— BEGIN —
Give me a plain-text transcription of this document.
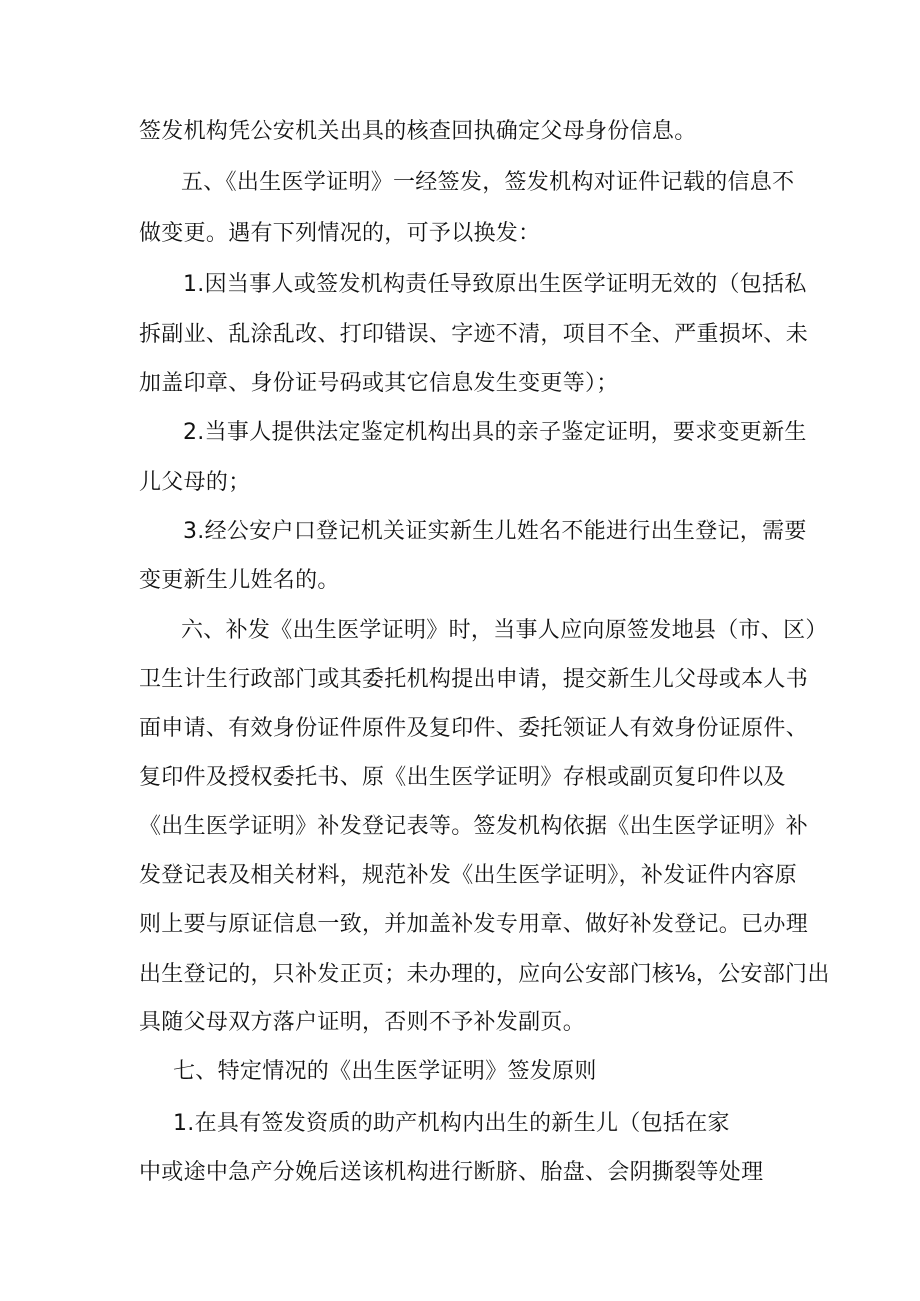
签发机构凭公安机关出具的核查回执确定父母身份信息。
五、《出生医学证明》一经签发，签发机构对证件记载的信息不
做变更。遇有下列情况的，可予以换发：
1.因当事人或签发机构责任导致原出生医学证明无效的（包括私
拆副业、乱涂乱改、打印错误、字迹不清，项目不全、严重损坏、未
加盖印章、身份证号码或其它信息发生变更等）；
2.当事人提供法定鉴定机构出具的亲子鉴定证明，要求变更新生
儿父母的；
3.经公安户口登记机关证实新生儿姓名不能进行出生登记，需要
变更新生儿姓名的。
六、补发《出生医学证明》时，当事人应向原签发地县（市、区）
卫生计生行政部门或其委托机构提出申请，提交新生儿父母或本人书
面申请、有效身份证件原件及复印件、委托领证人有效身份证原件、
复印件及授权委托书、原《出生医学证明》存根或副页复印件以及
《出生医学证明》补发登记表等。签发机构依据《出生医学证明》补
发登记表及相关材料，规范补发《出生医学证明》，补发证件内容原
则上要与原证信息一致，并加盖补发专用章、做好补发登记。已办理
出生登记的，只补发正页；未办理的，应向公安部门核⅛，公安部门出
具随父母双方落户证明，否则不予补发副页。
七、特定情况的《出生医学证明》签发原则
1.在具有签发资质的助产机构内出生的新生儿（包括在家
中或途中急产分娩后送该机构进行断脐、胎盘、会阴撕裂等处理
— END —
**YOUR INSTRUCTIONS:** Can the entries above be repeated exactly, without their pictures?

**FULL ANSWER:**
Give me a plain-text transcription of this document.
签发机构凭公安机关出具的核查回执确定父母身份信息。
五、《出生医学证明》一经签发，签发机构对证件记载的信息不
做变更。遇有下列情况的，可予以换发：
1.因当事人或签发机构责任导致原出生医学证明无效的（包括私
拆副业、乱涂乱改、打印错误、字迹不清，项目不全、严重损坏、未
加盖印章、身份证号码或其它信息发生变更等）；
2.当事人提供法定鉴定机构出具的亲子鉴定证明，要求变更新生
儿父母的；
3.经公安户口登记机关证实新生儿姓名不能进行出生登记，需要
变更新生儿姓名的。
六、补发《出生医学证明》时，当事人应向原签发地县（市、区）
卫生计生行政部门或其委托机构提出申请，提交新生儿父母或本人书
面申请、有效身份证件原件及复印件、委托领证人有效身份证原件、
复印件及授权委托书、原《出生医学证明》存根或副页复印件以及
《出生医学证明》补发登记表等。签发机构依据《出生医学证明》补
发登记表及相关材料，规范补发《出生医学证明》，补发证件内容原
则上要与原证信息一致，并加盖补发专用章、做好补发登记。已办理
出生登记的，只补发正页；未办理的，应向公安部门核⅛，公安部门出
具随父母双方落户证明，否则不予补发副页。
七、特定情况的《出生医学证明》签发原则
1.在具有签发资质的助产机构内出生的新生儿（包括在家
中或途中急产分娩后送该机构进行断脐、胎盘、会阴撕裂等处理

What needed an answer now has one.